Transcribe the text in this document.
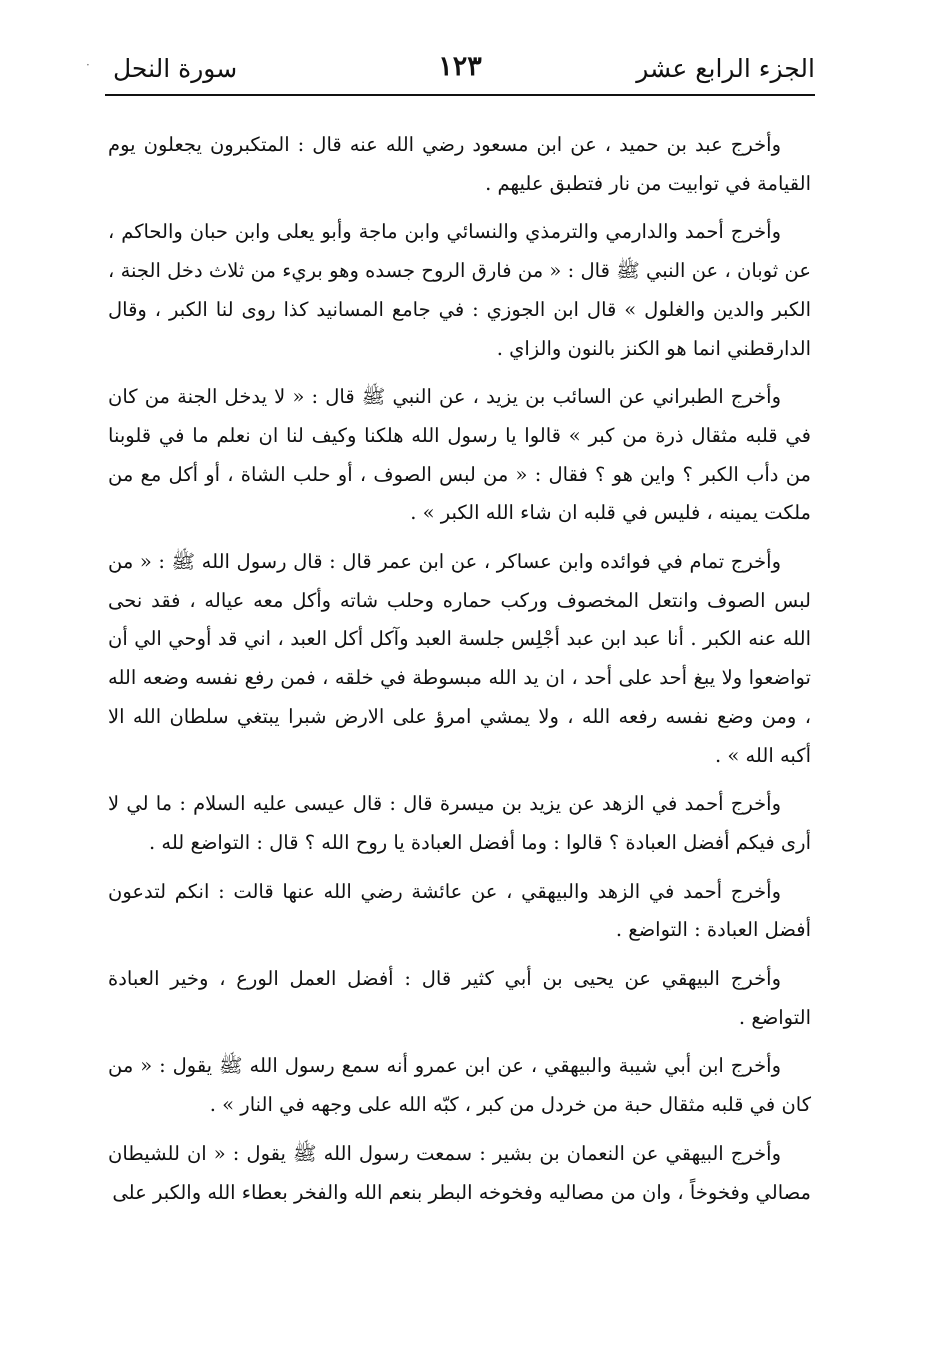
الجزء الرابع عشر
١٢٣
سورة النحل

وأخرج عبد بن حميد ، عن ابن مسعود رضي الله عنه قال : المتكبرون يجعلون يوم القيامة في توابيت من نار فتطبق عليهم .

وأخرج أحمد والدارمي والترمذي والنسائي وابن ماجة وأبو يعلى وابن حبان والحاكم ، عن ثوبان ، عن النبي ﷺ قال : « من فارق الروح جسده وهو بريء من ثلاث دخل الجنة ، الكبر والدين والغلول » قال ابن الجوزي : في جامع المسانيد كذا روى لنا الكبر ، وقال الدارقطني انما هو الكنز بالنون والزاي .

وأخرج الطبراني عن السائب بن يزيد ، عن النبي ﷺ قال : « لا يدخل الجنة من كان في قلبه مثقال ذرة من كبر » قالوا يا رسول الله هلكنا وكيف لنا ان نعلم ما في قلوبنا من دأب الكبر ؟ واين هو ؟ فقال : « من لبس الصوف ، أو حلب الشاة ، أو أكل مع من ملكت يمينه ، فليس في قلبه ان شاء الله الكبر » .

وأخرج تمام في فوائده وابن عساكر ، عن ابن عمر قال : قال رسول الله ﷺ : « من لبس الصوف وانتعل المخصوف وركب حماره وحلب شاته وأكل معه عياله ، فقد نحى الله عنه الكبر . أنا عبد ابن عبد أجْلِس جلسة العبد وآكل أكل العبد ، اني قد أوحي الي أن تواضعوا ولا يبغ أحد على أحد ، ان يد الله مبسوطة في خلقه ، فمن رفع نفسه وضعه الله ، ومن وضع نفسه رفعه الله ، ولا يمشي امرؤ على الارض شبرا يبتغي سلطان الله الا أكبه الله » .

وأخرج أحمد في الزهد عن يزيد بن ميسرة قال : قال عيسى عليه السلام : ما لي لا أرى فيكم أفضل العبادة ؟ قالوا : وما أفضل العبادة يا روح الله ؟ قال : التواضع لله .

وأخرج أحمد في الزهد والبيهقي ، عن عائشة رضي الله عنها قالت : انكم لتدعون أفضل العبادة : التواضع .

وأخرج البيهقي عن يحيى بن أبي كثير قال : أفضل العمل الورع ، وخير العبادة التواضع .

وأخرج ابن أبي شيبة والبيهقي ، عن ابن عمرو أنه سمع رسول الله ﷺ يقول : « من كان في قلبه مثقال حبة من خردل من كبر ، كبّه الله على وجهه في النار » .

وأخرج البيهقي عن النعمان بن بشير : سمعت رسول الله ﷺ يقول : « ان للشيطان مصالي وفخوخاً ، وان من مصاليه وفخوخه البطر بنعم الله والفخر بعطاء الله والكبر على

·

------------------------------------------------

Where a line in the material above holds "يقول", copy that line.

▶ RESULT FOR THIS TASK:
وأخرج ابن أبي شيبة والبيهقي ، عن ابن عمرو أنه سمع رسول الله ﷺ يقول : « من كان في قلبه مثقال حبة من خردل من كبر ، كبّه الله على وجهه في النار » .
وأخرج البيهقي عن النعمان بن بشير : سمعت رسول الله ﷺ يقول : « ان للشيطان مصالي وفخوخاً ، وان من مصاليه وفخوخه البطر بنعم الله والفخر بعطاء الله والكبر على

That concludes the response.